(Figure dataset records)

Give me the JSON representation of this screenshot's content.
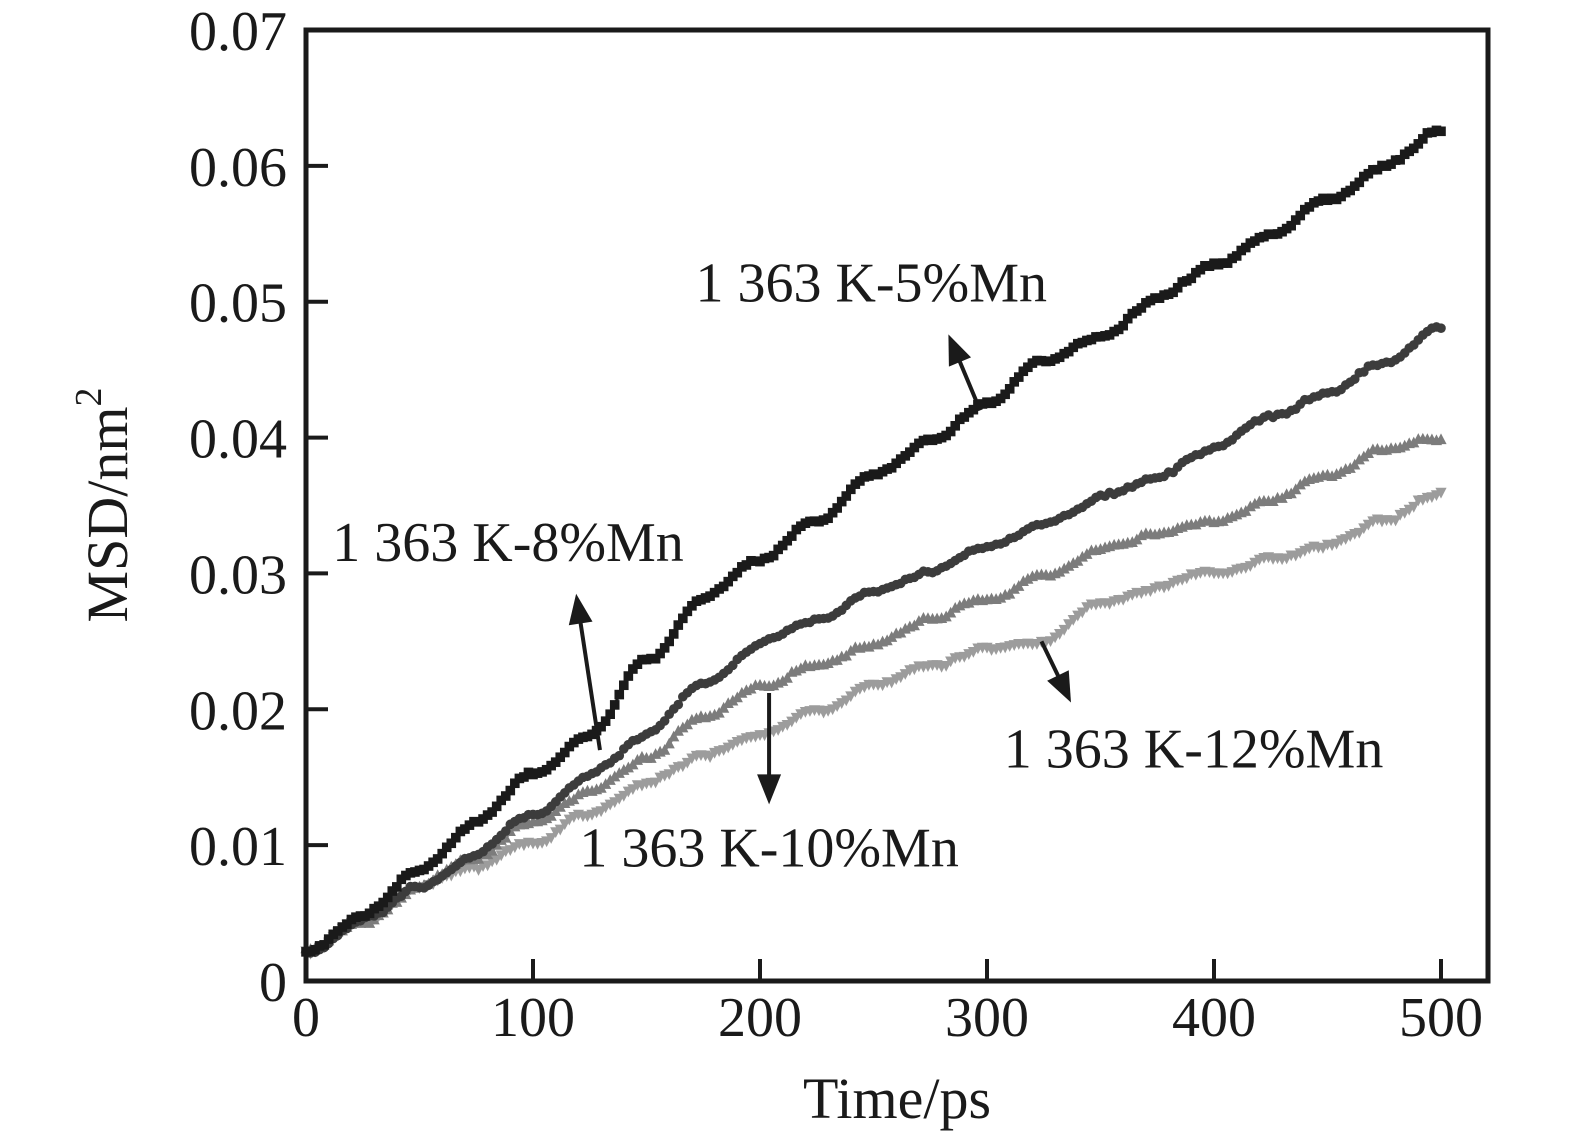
{
  "figure": {
    "background": "#ffffff",
    "axis_color": "#1a1a1a"
  },
  "chart_data": {
    "type": "line",
    "title": "",
    "xlabel": "Time/ps",
    "ylabel": "MSD/nm²",
    "ylabel_main": "MSD/nm",
    "ylabel_superscript": "2",
    "xlim": [
      0,
      520
    ],
    "ylim": [
      0,
      0.07
    ],
    "grid": false,
    "legend_position": "none (curves labeled by in-plot annotations with arrows)",
    "x_ticks": [
      0,
      100,
      200,
      300,
      400,
      500
    ],
    "x_tick_labels": [
      "0",
      "100",
      "200",
      "300",
      "400",
      "500"
    ],
    "y_ticks": [
      0,
      0.01,
      0.02,
      0.03,
      0.04,
      0.05,
      0.06,
      0.07
    ],
    "y_tick_labels": [
      "0",
      "0.01",
      "0.02",
      "0.03",
      "0.04",
      "0.05",
      "0.06",
      "0.07"
    ],
    "x": [
      0,
      25,
      50,
      75,
      100,
      125,
      150,
      175,
      200,
      225,
      250,
      275,
      300,
      325,
      350,
      375,
      400,
      425,
      450,
      475,
      500
    ],
    "series": [
      {
        "name": "1 363 K-12%Mn",
        "marker": "triangle-down",
        "color": "#9c9c9c",
        "values": [
          0.0022,
          0.0044,
          0.0066,
          0.0082,
          0.0105,
          0.0125,
          0.0146,
          0.0162,
          0.0177,
          0.0196,
          0.0216,
          0.0231,
          0.0246,
          0.0252,
          0.0278,
          0.0292,
          0.0298,
          0.0308,
          0.032,
          0.034,
          0.0357
        ]
      },
      {
        "name": "1 363 K-10%Mn",
        "marker": "triangle-up",
        "color": "#7c7c7c",
        "values": [
          0.0022,
          0.0046,
          0.007,
          0.009,
          0.0115,
          0.014,
          0.0163,
          0.019,
          0.0213,
          0.0232,
          0.025,
          0.0267,
          0.0283,
          0.0302,
          0.032,
          0.0328,
          0.0334,
          0.0352,
          0.0368,
          0.0388,
          0.0398
        ]
      },
      {
        "name": "1 363 K-8%Mn",
        "marker": "circle",
        "color": "#3c3c3c",
        "values": [
          0.0022,
          0.0048,
          0.0072,
          0.0092,
          0.0122,
          0.0155,
          0.018,
          0.0215,
          0.0247,
          0.0265,
          0.0284,
          0.0303,
          0.032,
          0.034,
          0.0357,
          0.0372,
          0.0391,
          0.0412,
          0.043,
          0.0452,
          0.0478
        ]
      },
      {
        "name": "1 363 K-5%Mn",
        "marker": "square",
        "color": "#1a1a1a",
        "values": [
          0.0022,
          0.0052,
          0.0085,
          0.012,
          0.0155,
          0.0185,
          0.0238,
          0.0285,
          0.031,
          0.034,
          0.0373,
          0.0398,
          0.0425,
          0.046,
          0.0478,
          0.0505,
          0.0528,
          0.0553,
          0.0578,
          0.0603,
          0.063
        ]
      }
    ],
    "annotations": [
      {
        "text": "1 363 K-5%Mn",
        "points_to_series": "1 363 K-5%Mn",
        "text_at": {
          "t": 249,
          "v": 0.0515
        },
        "arrow": {
          "from": {
            "t": 297,
            "v": 0.042
          },
          "to": {
            "t": 283,
            "v": 0.0476
          }
        }
      },
      {
        "text": "1 363 K-8%Mn",
        "points_to_series": "1 363 K-8%Mn",
        "text_at": {
          "t": 89,
          "v": 0.0324
        },
        "arrow": {
          "from": {
            "t": 129.5,
            "v": 0.017
          },
          "to": {
            "t": 119,
            "v": 0.0285
          }
        }
      },
      {
        "text": "1 363 K-10%Mn",
        "points_to_series": "1 363 K-10%Mn",
        "text_at": {
          "t": 204,
          "v": 0.0099
        },
        "arrow": {
          "from": {
            "t": 204,
            "v": 0.0212
          },
          "to": {
            "t": 204,
            "v": 0.013
          }
        }
      },
      {
        "text": "1 363 K-12%Mn",
        "points_to_series": "1 363 K-12%Mn",
        "text_at": {
          "t": 391,
          "v": 0.0172
        },
        "arrow": {
          "from": {
            "t": 324,
            "v": 0.025
          },
          "to": {
            "t": 337,
            "v": 0.0205
          }
        }
      }
    ]
  }
}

PROBLEM DETAILS: Restate every record exactly, please; do not copy the pictures.

ANSWER BELOW:
Give me the JSON representation of this screenshot's content.
{
  "figure": {
    "background": "#ffffff",
    "axis_color": "#1a1a1a"
  },
  "chart_data": {
    "type": "line",
    "title": "",
    "xlabel": "Time/ps",
    "ylabel": "MSD/nm²",
    "ylabel_main": "MSD/nm",
    "ylabel_superscript": "2",
    "xlim": [
      0,
      520
    ],
    "ylim": [
      0,
      0.07
    ],
    "grid": false,
    "legend_position": "none (curves labeled by in-plot annotations with arrows)",
    "x_ticks": [
      0,
      100,
      200,
      300,
      400,
      500
    ],
    "x_tick_labels": [
      "0",
      "100",
      "200",
      "300",
      "400",
      "500"
    ],
    "y_ticks": [
      0,
      0.01,
      0.02,
      0.03,
      0.04,
      0.05,
      0.06,
      0.07
    ],
    "y_tick_labels": [
      "0",
      "0.01",
      "0.02",
      "0.03",
      "0.04",
      "0.05",
      "0.06",
      "0.07"
    ],
    "x": [
      0,
      25,
      50,
      75,
      100,
      125,
      150,
      175,
      200,
      225,
      250,
      275,
      300,
      325,
      350,
      375,
      400,
      425,
      450,
      475,
      500
    ],
    "series": [
      {
        "name": "1 363 K-12%Mn",
        "marker": "triangle-down",
        "color": "#9c9c9c",
        "values": [
          0.0022,
          0.0044,
          0.0066,
          0.0082,
          0.0105,
          0.0125,
          0.0146,
          0.0162,
          0.0177,
          0.0196,
          0.0216,
          0.0231,
          0.0246,
          0.0252,
          0.0278,
          0.0292,
          0.0298,
          0.0308,
          0.032,
          0.034,
          0.0357
        ]
      },
      {
        "name": "1 363 K-10%Mn",
        "marker": "triangle-up",
        "color": "#7c7c7c",
        "values": [
          0.0022,
          0.0046,
          0.007,
          0.009,
          0.0115,
          0.014,
          0.0163,
          0.019,
          0.0213,
          0.0232,
          0.025,
          0.0267,
          0.0283,
          0.0302,
          0.032,
          0.0328,
          0.0334,
          0.0352,
          0.0368,
          0.0388,
          0.0398
        ]
      },
      {
        "name": "1 363 K-8%Mn",
        "marker": "circle",
        "color": "#3c3c3c",
        "values": [
          0.0022,
          0.0048,
          0.0072,
          0.0092,
          0.0122,
          0.0155,
          0.018,
          0.0215,
          0.0247,
          0.0265,
          0.0284,
          0.0303,
          0.032,
          0.034,
          0.0357,
          0.0372,
          0.0391,
          0.0412,
          0.043,
          0.0452,
          0.0478
        ]
      },
      {
        "name": "1 363 K-5%Mn",
        "marker": "square",
        "color": "#1a1a1a",
        "values": [
          0.0022,
          0.0052,
          0.0085,
          0.012,
          0.0155,
          0.0185,
          0.0238,
          0.0285,
          0.031,
          0.034,
          0.0373,
          0.0398,
          0.0425,
          0.046,
          0.0478,
          0.0505,
          0.0528,
          0.0553,
          0.0578,
          0.0603,
          0.063
        ]
      }
    ],
    "annotations": [
      {
        "text": "1 363 K-5%Mn",
        "points_to_series": "1 363 K-5%Mn",
        "text_at": {
          "t": 249,
          "v": 0.0515
        },
        "arrow": {
          "from": {
            "t": 297,
            "v": 0.042
          },
          "to": {
            "t": 283,
            "v": 0.0476
          }
        }
      },
      {
        "text": "1 363 K-8%Mn",
        "points_to_series": "1 363 K-8%Mn",
        "text_at": {
          "t": 89,
          "v": 0.0324
        },
        "arrow": {
          "from": {
            "t": 129.5,
            "v": 0.017
          },
          "to": {
            "t": 119,
            "v": 0.0285
          }
        }
      },
      {
        "text": "1 363 K-10%Mn",
        "points_to_series": "1 363 K-10%Mn",
        "text_at": {
          "t": 204,
          "v": 0.0099
        },
        "arrow": {
          "from": {
            "t": 204,
            "v": 0.0212
          },
          "to": {
            "t": 204,
            "v": 0.013
          }
        }
      },
      {
        "text": "1 363 K-12%Mn",
        "points_to_series": "1 363 K-12%Mn",
        "text_at": {
          "t": 391,
          "v": 0.0172
        },
        "arrow": {
          "from": {
            "t": 324,
            "v": 0.025
          },
          "to": {
            "t": 337,
            "v": 0.0205
          }
        }
      }
    ]
  }
}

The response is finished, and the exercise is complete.